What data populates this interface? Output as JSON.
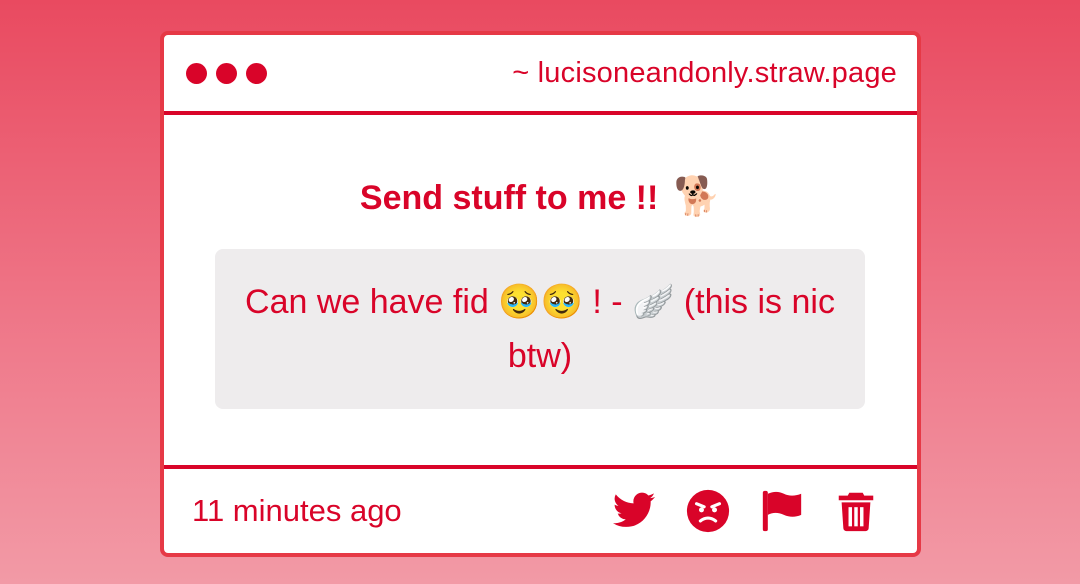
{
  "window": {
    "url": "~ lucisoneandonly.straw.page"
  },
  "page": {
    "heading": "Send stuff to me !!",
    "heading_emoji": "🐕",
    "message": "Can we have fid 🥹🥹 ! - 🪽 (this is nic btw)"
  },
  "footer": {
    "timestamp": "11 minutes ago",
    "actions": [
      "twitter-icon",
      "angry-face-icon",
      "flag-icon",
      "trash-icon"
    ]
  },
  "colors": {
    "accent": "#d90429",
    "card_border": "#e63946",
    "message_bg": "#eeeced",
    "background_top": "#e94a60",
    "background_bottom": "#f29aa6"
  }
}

--

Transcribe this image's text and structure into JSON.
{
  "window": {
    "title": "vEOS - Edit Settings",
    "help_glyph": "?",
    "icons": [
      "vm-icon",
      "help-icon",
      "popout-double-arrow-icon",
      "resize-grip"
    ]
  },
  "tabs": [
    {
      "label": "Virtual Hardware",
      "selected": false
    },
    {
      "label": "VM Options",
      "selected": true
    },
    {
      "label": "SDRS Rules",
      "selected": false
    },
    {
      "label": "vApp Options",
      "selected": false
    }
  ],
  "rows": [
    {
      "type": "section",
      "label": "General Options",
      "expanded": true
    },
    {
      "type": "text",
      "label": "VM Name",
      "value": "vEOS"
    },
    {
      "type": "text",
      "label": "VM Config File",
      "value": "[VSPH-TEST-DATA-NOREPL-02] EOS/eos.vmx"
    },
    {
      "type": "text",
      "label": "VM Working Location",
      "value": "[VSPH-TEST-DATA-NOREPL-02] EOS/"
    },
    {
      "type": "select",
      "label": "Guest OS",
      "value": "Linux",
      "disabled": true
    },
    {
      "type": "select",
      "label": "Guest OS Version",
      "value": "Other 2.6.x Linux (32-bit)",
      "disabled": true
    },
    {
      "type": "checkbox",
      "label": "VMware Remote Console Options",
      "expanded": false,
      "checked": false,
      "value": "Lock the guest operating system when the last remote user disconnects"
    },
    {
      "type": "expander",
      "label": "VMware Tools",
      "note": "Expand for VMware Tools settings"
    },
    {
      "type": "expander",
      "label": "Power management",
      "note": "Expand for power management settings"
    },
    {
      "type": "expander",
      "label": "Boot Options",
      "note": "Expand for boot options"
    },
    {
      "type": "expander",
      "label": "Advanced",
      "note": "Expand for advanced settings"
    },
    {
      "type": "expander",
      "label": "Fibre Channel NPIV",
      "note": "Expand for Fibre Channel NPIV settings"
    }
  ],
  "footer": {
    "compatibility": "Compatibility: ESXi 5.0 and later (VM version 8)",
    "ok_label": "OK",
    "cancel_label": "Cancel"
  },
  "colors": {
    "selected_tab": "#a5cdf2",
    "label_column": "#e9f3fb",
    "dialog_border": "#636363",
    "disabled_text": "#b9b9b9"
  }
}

...

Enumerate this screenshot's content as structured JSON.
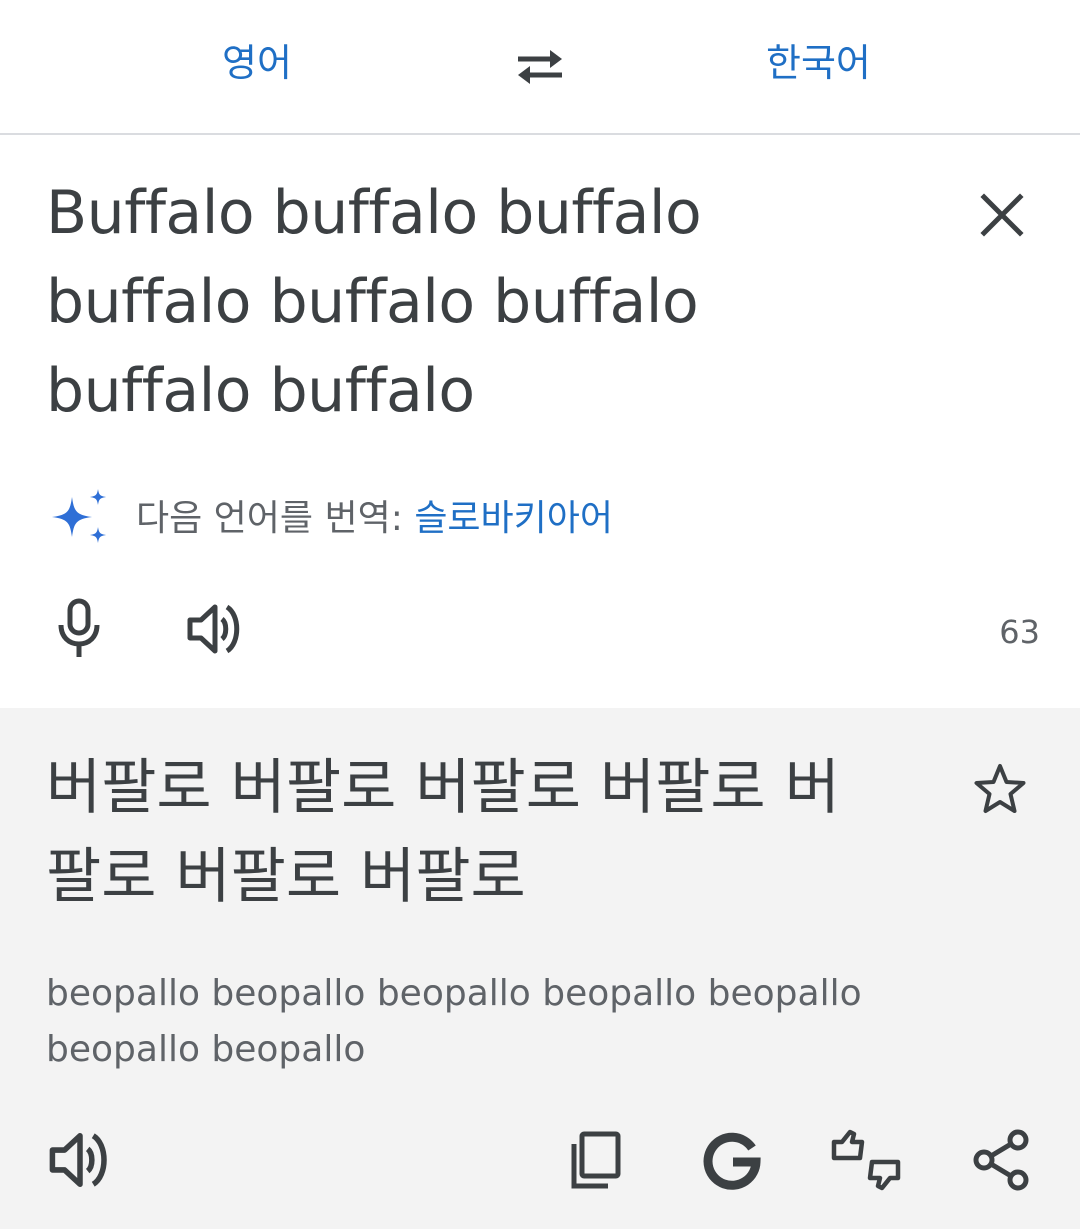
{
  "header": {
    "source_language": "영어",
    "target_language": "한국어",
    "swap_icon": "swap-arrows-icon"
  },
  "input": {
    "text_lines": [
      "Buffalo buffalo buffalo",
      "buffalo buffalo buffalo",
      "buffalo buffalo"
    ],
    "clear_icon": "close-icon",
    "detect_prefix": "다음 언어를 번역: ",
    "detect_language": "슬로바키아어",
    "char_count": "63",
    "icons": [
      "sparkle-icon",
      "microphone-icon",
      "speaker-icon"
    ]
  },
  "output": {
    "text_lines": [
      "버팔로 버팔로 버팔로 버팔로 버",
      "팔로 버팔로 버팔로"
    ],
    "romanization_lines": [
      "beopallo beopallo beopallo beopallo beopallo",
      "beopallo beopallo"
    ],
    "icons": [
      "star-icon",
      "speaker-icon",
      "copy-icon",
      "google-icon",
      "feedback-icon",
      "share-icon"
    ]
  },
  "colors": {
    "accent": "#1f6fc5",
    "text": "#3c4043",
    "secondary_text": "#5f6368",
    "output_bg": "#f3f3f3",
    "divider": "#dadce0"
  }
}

- **DIRECTIONS**
Note every line above where the string "VSPH" shows up, and copy those lines.

- **WRITTEN ANSWER**
      "value": "[VSPH-TEST-DATA-NOREPL-02] EOS/eos.vmx"
      "value": "[VSPH-TEST-DATA-NOREPL-02] EOS/"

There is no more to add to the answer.